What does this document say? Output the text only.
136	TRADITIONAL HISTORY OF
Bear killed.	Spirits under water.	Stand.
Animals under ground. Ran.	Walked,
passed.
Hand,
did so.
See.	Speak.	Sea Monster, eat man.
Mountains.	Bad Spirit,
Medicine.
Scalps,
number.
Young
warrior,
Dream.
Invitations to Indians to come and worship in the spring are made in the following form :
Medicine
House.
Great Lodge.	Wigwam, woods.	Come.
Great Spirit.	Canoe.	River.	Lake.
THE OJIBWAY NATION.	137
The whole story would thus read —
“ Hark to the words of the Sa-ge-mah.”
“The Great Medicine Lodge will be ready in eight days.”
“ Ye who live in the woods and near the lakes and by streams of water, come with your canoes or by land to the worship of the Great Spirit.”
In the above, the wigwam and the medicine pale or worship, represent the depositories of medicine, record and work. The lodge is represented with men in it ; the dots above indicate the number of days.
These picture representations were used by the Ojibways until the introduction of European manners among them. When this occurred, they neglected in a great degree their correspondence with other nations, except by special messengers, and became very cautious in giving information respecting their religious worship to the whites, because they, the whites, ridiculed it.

- [EXERCISE REQUIREMENTS]: Every line above should be retyped exactly as given.

- [CORRECT OUTPUT]:
What does this document say? Output the text only.
136	TRADITIONAL HISTORY OF
Bear killed.	Spirits under water.	Stand.
Animals under ground. Ran.	Walked,
passed.
Hand,
did so.
See.	Speak.	Sea Monster, eat man.
Mountains.	Bad Spirit,
Medicine.
Scalps,
number.
Young
warrior,
Dream.
Invitations to Indians to come and worship in the spring are made in the following form :
Medicine
House.
Great Lodge.	Wigwam, woods.	Come.
Great Spirit.	Canoe.	River.	Lake.
THE OJIBWAY NATION.	137
The whole story would thus read —
“ Hark to the words of the Sa-ge-mah.”
“The Great Medicine Lodge will be ready in eight days.”
“ Ye who live in the woods and near the lakes and by streams of water, come with your canoes or by land to the worship of the Great Spirit.”
In the above, the wigwam and the medicine pale or worship, represent the depositories of medicine, record and work. The lodge is represented with men in it ; the dots above indicate the number of days.
These picture representations were used by the Ojibways until the introduction of European manners among them. When this occurred, they neglected in a great degree their correspondence with other nations, except by special messengers, and became very cautious in giving information respecting their religious worship to the whites, because they, the whites, ridiculed it.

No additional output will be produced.